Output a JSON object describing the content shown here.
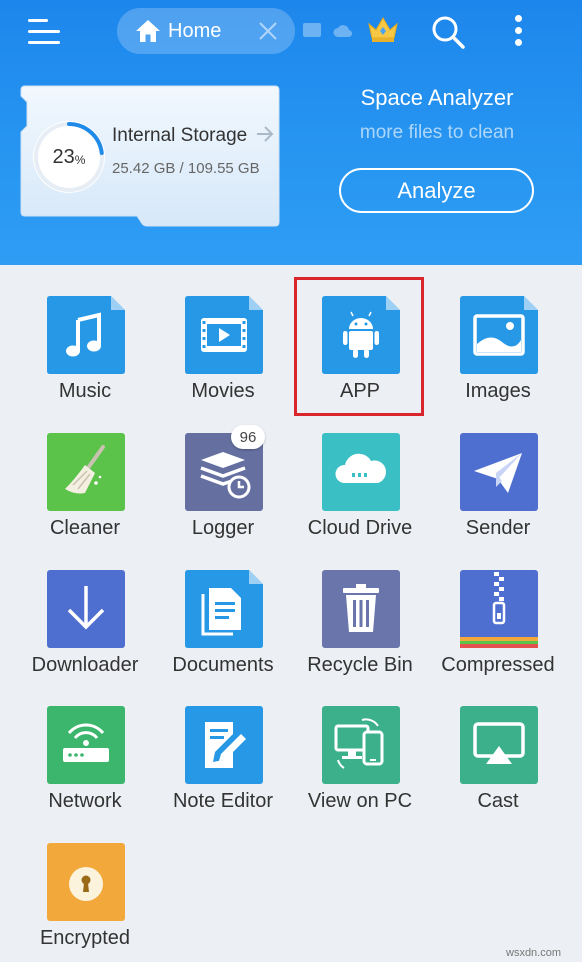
{
  "header": {
    "home_tab": "Home",
    "icons": [
      "menu-icon",
      "home-icon",
      "close-icon",
      "crown-icon",
      "search-icon",
      "more-vert-icon"
    ]
  },
  "storage": {
    "percent": "23",
    "percent_sign": "%",
    "percent_used": 0.23,
    "title": "Internal Storage",
    "size": "25.42 GB / 109.55 GB"
  },
  "space_analyzer": {
    "title": "Space Analyzer",
    "subtitle": "more files to clean",
    "button": "Analyze"
  },
  "grid": {
    "items": [
      {
        "label": "Music",
        "color": "#2798e6",
        "icon": "music-note-icon"
      },
      {
        "label": "Movies",
        "color": "#2798e6",
        "icon": "movie-icon"
      },
      {
        "label": "APP",
        "color": "#2798e6",
        "icon": "android-icon"
      },
      {
        "label": "Images",
        "color": "#2798e6",
        "icon": "image-icon"
      },
      {
        "label": "Cleaner",
        "color": "#5bc24a",
        "icon": "broom-icon"
      },
      {
        "label": "Logger",
        "color": "#6570a0",
        "icon": "log-stack-icon"
      },
      {
        "label": "Cloud Drive",
        "color": "#39bfc4",
        "icon": "cloud-icon"
      },
      {
        "label": "Sender",
        "color": "#4f6fd0",
        "icon": "paper-plane-icon"
      },
      {
        "label": "Downloader",
        "color": "#4f6fd0",
        "icon": "download-arrow-icon"
      },
      {
        "label": "Documents",
        "color": "#2798e6",
        "icon": "document-icon"
      },
      {
        "label": "Recycle Bin",
        "color": "#6a76ab",
        "icon": "trash-icon"
      },
      {
        "label": "Compressed",
        "color": "#4f6fd0",
        "icon": "zip-icon"
      },
      {
        "label": "Network",
        "color": "#3bb66c",
        "icon": "router-icon"
      },
      {
        "label": "Note Editor",
        "color": "#2798e6",
        "icon": "note-edit-icon"
      },
      {
        "label": "View on PC",
        "color": "#3bb08a",
        "icon": "pc-phone-icon"
      },
      {
        "label": "Cast",
        "color": "#3bb08a",
        "icon": "cast-icon"
      },
      {
        "label": "Encrypted",
        "color": "#f2a83a",
        "icon": "lock-icon"
      }
    ],
    "logger_badge": "96"
  },
  "watermark": "wsxdn.com"
}
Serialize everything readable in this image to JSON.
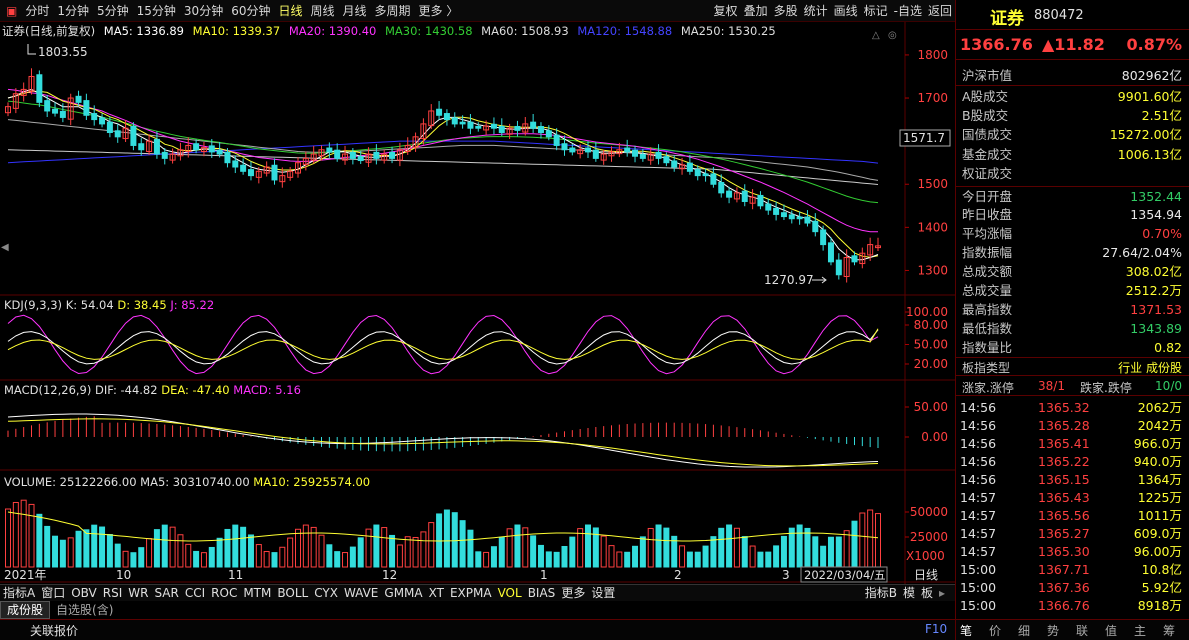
{
  "toolbar": {
    "periods": [
      "分时",
      "1分钟",
      "5分钟",
      "15分钟",
      "30分钟",
      "60分钟",
      "日线",
      "周线",
      "月线",
      "多周期",
      "更多 〉"
    ],
    "active_index": 6,
    "right_buttons": [
      "复权",
      "叠加",
      "多股",
      "统计",
      "画线",
      "标记",
      "-自选",
      "返回"
    ]
  },
  "info": {
    "name": "证券(日线,前复权)",
    "ma5": "MA5: 1336.89",
    "ma10": "MA10: 1339.37",
    "ma20": "MA20: 1390.40",
    "ma30": "MA30: 1430.58",
    "ma60": "MA60: 1508.93",
    "ma120": "MA120: 1548.88",
    "ma250": "MA250: 1530.25",
    "high_label": "1803.55",
    "low_label": "1270.97",
    "price_tag": "1571.7"
  },
  "colors": {
    "up": "#ff4040",
    "down": "#33dddd",
    "ma5": "#ffffff",
    "ma10": "#ffff33",
    "ma20": "#ff33ff",
    "ma30": "#33cc33",
    "ma60": "#aaaaaa",
    "ma120": "#3333ff",
    "ma250": "#cccccc",
    "dim_red": "#5a0000"
  },
  "price_axis": [
    "1800",
    "1700",
    "1600",
    "1500",
    "1400",
    "1300"
  ],
  "kdj": {
    "label": "KDJ(9,3,3)",
    "k": "K: 54.04",
    "d": "D: 38.45",
    "j": "J: 85.22",
    "axis": [
      "100.00",
      "80.00",
      "50.00",
      "20.00"
    ]
  },
  "macd": {
    "label": "MACD(12,26,9)",
    "dif": "DIF: -44.82",
    "dea": "DEA: -47.40",
    "macd": "MACD: 5.16",
    "axis": [
      "50.00",
      "0.00",
      "-50.00"
    ]
  },
  "volume": {
    "label": "VOLUME: 25122266.00",
    "ma5": "MA5: 30310740.00",
    "ma10": "MA10: 25925574.00",
    "axis": [
      "50000",
      "25000"
    ],
    "unit": "X1000"
  },
  "dates": {
    "items": [
      "2021年",
      "10",
      "11",
      "12",
      "1",
      "2",
      "3"
    ],
    "current": "2022/03/04/五",
    "period": "日线"
  },
  "chart_data": {
    "type": "candlestick",
    "ylim": [
      1250,
      1830
    ],
    "close": [
      1680,
      1710,
      1720,
      1750,
      1690,
      1670,
      1665,
      1655,
      1700,
      1690,
      1660,
      1650,
      1640,
      1620,
      1610,
      1630,
      1590,
      1580,
      1600,
      1570,
      1560,
      1570,
      1580,
      1590,
      1580,
      1585,
      1575,
      1570,
      1550,
      1540,
      1530,
      1520,
      1530,
      1540,
      1510,
      1520,
      1530,
      1550,
      1560,
      1570,
      1580,
      1575,
      1560,
      1570,
      1560,
      1555,
      1570,
      1560,
      1570,
      1560,
      1580,
      1590,
      1610,
      1640,
      1670,
      1660,
      1650,
      1640,
      1640,
      1630,
      1630,
      1635,
      1630,
      1620,
      1630,
      1625,
      1640,
      1630,
      1620,
      1610,
      1590,
      1580,
      1575,
      1580,
      1575,
      1560,
      1570,
      1575,
      1580,
      1575,
      1565,
      1560,
      1570,
      1560,
      1550,
      1540,
      1545,
      1530,
      1520,
      1520,
      1500,
      1480,
      1470,
      1480,
      1460,
      1470,
      1450,
      1440,
      1430,
      1425,
      1420,
      1420,
      1410,
      1390,
      1360,
      1320,
      1290,
      1330,
      1320,
      1340,
      1360,
      1357
    ],
    "up": [
      1,
      1,
      1,
      1,
      0,
      0,
      0,
      0,
      1,
      0,
      0,
      0,
      0,
      0,
      0,
      1,
      0,
      0,
      1,
      0,
      0,
      1,
      1,
      1,
      0,
      1,
      0,
      0,
      0,
      0,
      0,
      0,
      1,
      1,
      0,
      1,
      1,
      1,
      1,
      1,
      1,
      0,
      0,
      1,
      0,
      0,
      1,
      0,
      1,
      0,
      1,
      1,
      1,
      1,
      1,
      0,
      0,
      0,
      0,
      0,
      0,
      1,
      0,
      0,
      1,
      0,
      1,
      0,
      0,
      0,
      0,
      0,
      0,
      1,
      0,
      0,
      1,
      1,
      1,
      0,
      0,
      0,
      1,
      0,
      0,
      0,
      1,
      0,
      0,
      0,
      0,
      0,
      0,
      1,
      0,
      1,
      0,
      0,
      0,
      0,
      0,
      0,
      0,
      0,
      0,
      0,
      0,
      1,
      0,
      1,
      1,
      1
    ],
    "ma5": [
      1700,
      1705,
      1715,
      1720,
      1710,
      1700,
      1690,
      1680,
      1680,
      1680,
      1670,
      1662,
      1655,
      1645,
      1640,
      1630,
      1620,
      1610,
      1600,
      1595,
      1580,
      1575,
      1572,
      1575,
      1580,
      1582,
      1580,
      1578,
      1570,
      1560,
      1550,
      1540,
      1535,
      1532,
      1530,
      1528,
      1530,
      1535,
      1545,
      1555,
      1565,
      1575,
      1578,
      1575,
      1570,
      1565,
      1563,
      1562,
      1565,
      1565,
      1570,
      1580,
      1595,
      1615,
      1635,
      1650,
      1655,
      1655,
      1650,
      1645,
      1638,
      1635,
      1633,
      1630,
      1628,
      1628,
      1630,
      1630,
      1630,
      1625,
      1615,
      1605,
      1595,
      1585,
      1580,
      1575,
      1572,
      1572,
      1573,
      1575,
      1574,
      1572,
      1568,
      1565,
      1560,
      1552,
      1545,
      1540,
      1532,
      1525,
      1515,
      1505,
      1492,
      1482,
      1475,
      1470,
      1465,
      1455,
      1447,
      1440,
      1432,
      1425,
      1420,
      1410,
      1395,
      1375,
      1350,
      1335,
      1325,
      1325,
      1330,
      1337
    ],
    "ma20": [
      1720,
      1718,
      1715,
      1712,
      1710,
      1706,
      1700,
      1695,
      1690,
      1685,
      1680,
      1675,
      1670,
      1662,
      1655,
      1648,
      1640,
      1632,
      1625,
      1618,
      1612,
      1606,
      1600,
      1596,
      1592,
      1588,
      1585,
      1582,
      1578,
      1574,
      1570,
      1566,
      1562,
      1560,
      1558,
      1556,
      1554,
      1553,
      1553,
      1554,
      1556,
      1558,
      1560,
      1562,
      1564,
      1566,
      1568,
      1570,
      1572,
      1575,
      1578,
      1582,
      1586,
      1590,
      1594,
      1598,
      1602,
      1605,
      1608,
      1610,
      1612,
      1614,
      1615,
      1616,
      1617,
      1617,
      1617,
      1617,
      1616,
      1615,
      1613,
      1610,
      1607,
      1604,
      1601,
      1598,
      1596,
      1594,
      1592,
      1590,
      1588,
      1585,
      1582,
      1579,
      1576,
      1572,
      1568,
      1563,
      1558,
      1552,
      1546,
      1540,
      1533,
      1526,
      1519,
      1512,
      1505,
      1497,
      1489,
      1481,
      1472,
      1463,
      1454,
      1444,
      1434,
      1424,
      1414,
      1405,
      1398,
      1393,
      1390,
      1390
    ],
    "ma60": [
      1650,
      1648,
      1646,
      1644,
      1642,
      1640,
      1638,
      1636,
      1634,
      1632,
      1630,
      1628,
      1626,
      1624,
      1622,
      1620,
      1618,
      1616,
      1614,
      1612,
      1610,
      1608,
      1606,
      1604,
      1602,
      1600,
      1598,
      1596,
      1594,
      1592,
      1590,
      1588,
      1586,
      1584,
      1582,
      1580,
      1578,
      1576,
      1575,
      1574,
      1574,
      1574,
      1574,
      1575,
      1576,
      1577,
      1578,
      1579,
      1580,
      1581,
      1582,
      1583,
      1584,
      1585,
      1586,
      1587,
      1588,
      1589,
      1590,
      1590,
      1590,
      1590,
      1590,
      1589,
      1588,
      1587,
      1586,
      1585,
      1584,
      1583,
      1582,
      1581,
      1580,
      1579,
      1578,
      1577,
      1576,
      1575,
      1574,
      1573,
      1572,
      1571,
      1570,
      1569,
      1568,
      1567,
      1566,
      1565,
      1564,
      1563,
      1562,
      1561,
      1560,
      1558,
      1556,
      1554,
      1552,
      1550,
      1548,
      1546,
      1544,
      1542,
      1540,
      1537,
      1534,
      1531,
      1528,
      1524,
      1520,
      1516,
      1512,
      1509
    ],
    "ma120": [
      1550,
      1551,
      1552,
      1553,
      1554,
      1555,
      1556,
      1557,
      1558,
      1559,
      1560,
      1561,
      1562,
      1563,
      1564,
      1565,
      1566,
      1567,
      1568,
      1569,
      1570,
      1571,
      1572,
      1573,
      1574,
      1575,
      1576,
      1577,
      1578,
      1579,
      1580,
      1581,
      1582,
      1583,
      1584,
      1585,
      1586,
      1587,
      1588,
      1589,
      1590,
      1591,
      1592,
      1593,
      1594,
      1595,
      1596,
      1597,
      1598,
      1599,
      1600,
      1600,
      1600,
      1600,
      1600,
      1600,
      1600,
      1600,
      1600,
      1600,
      1600,
      1600,
      1600,
      1599,
      1598,
      1597,
      1596,
      1595,
      1594,
      1593,
      1592,
      1591,
      1590,
      1589,
      1588,
      1587,
      1586,
      1585,
      1584,
      1583,
      1582,
      1581,
      1580,
      1579,
      1578,
      1577,
      1576,
      1575,
      1574,
      1573,
      1572,
      1571,
      1570,
      1569,
      1568,
      1567,
      1566,
      1565,
      1564,
      1563,
      1562,
      1561,
      1560,
      1559,
      1558,
      1557,
      1556,
      1555,
      1554,
      1553,
      1551,
      1549
    ]
  },
  "right": {
    "title": "证券",
    "code": "880472",
    "price": "1366.76",
    "change": "▲11.82",
    "pct": "0.87%",
    "rows": [
      {
        "l": "沪深市值",
        "v": "802962亿",
        "c": "white"
      },
      {
        "l": "A股成交",
        "v": "9901.60亿",
        "c": "yel"
      },
      {
        "l": "B股成交",
        "v": "2.51亿",
        "c": "yel"
      },
      {
        "l": "国债成交",
        "v": "15272.00亿",
        "c": "yel"
      },
      {
        "l": "基金成交",
        "v": "1006.13亿",
        "c": "yel"
      },
      {
        "l": "权证成交",
        "v": "",
        "c": "yel"
      },
      {
        "l": "今日开盘",
        "v": "1352.44",
        "c": "green"
      },
      {
        "l": "昨日收盘",
        "v": "1354.94",
        "c": "white"
      },
      {
        "l": "平均涨幅",
        "v": "0.70%",
        "c": "red"
      },
      {
        "l": "指数振幅",
        "v": "27.64/2.04%",
        "c": "white"
      },
      {
        "l": "总成交额",
        "v": "308.02亿",
        "c": "yel"
      },
      {
        "l": "总成交量",
        "v": "2512.2万",
        "c": "yel"
      },
      {
        "l": "最高指数",
        "v": "1371.53",
        "c": "red"
      },
      {
        "l": "最低指数",
        "v": "1343.89",
        "c": "green"
      },
      {
        "l": "指数量比",
        "v": "0.82",
        "c": "yel"
      }
    ],
    "board_type": "板指类型",
    "board_val": "行业 成份股",
    "updown_l": "涨家.涨停",
    "updown_v": "38/1",
    "down_l": "跌家.跌停",
    "down_v": "10/0",
    "ticks": [
      [
        "14:56",
        "1365.32",
        "2062万"
      ],
      [
        "14:56",
        "1365.28",
        "2042万"
      ],
      [
        "14:56",
        "1365.41",
        "966.0万"
      ],
      [
        "14:56",
        "1365.22",
        "940.0万"
      ],
      [
        "14:56",
        "1365.15",
        "1364万"
      ],
      [
        "14:57",
        "1365.43",
        "1225万"
      ],
      [
        "14:57",
        "1365.56",
        "1011万"
      ],
      [
        "14:57",
        "1365.27",
        "609.0万"
      ],
      [
        "14:57",
        "1365.30",
        "96.00万"
      ],
      [
        "15:00",
        "1367.71",
        "10.8亿"
      ],
      [
        "15:00",
        "1367.36",
        "5.92亿"
      ],
      [
        "15:00",
        "1366.76",
        "8918万"
      ]
    ],
    "bottom_tabs": [
      "笔",
      "价",
      "细",
      "势",
      "联",
      "值",
      "主",
      "筹"
    ]
  },
  "indicators": [
    "指标A",
    "窗口",
    "OBV",
    "RSI",
    "WR",
    "SAR",
    "CCI",
    "ROC",
    "MTM",
    "BOLL",
    "CYX",
    "WAVE",
    "GMMA",
    "XT",
    "EXPMA",
    "VOL",
    "BIAS",
    "更多",
    "设置"
  ],
  "indicator_active": "VOL",
  "indicator_right": [
    "指标B",
    "模",
    "板"
  ],
  "tabs": [
    "成份股",
    "自选股(含)"
  ],
  "status": {
    "quote": "关联报价",
    "key": "F10"
  }
}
§
_Problem requirements_
The word "JSON" may appear on some lines of these records; state how many such lines there are, and nothing else.

_Problem solution_
2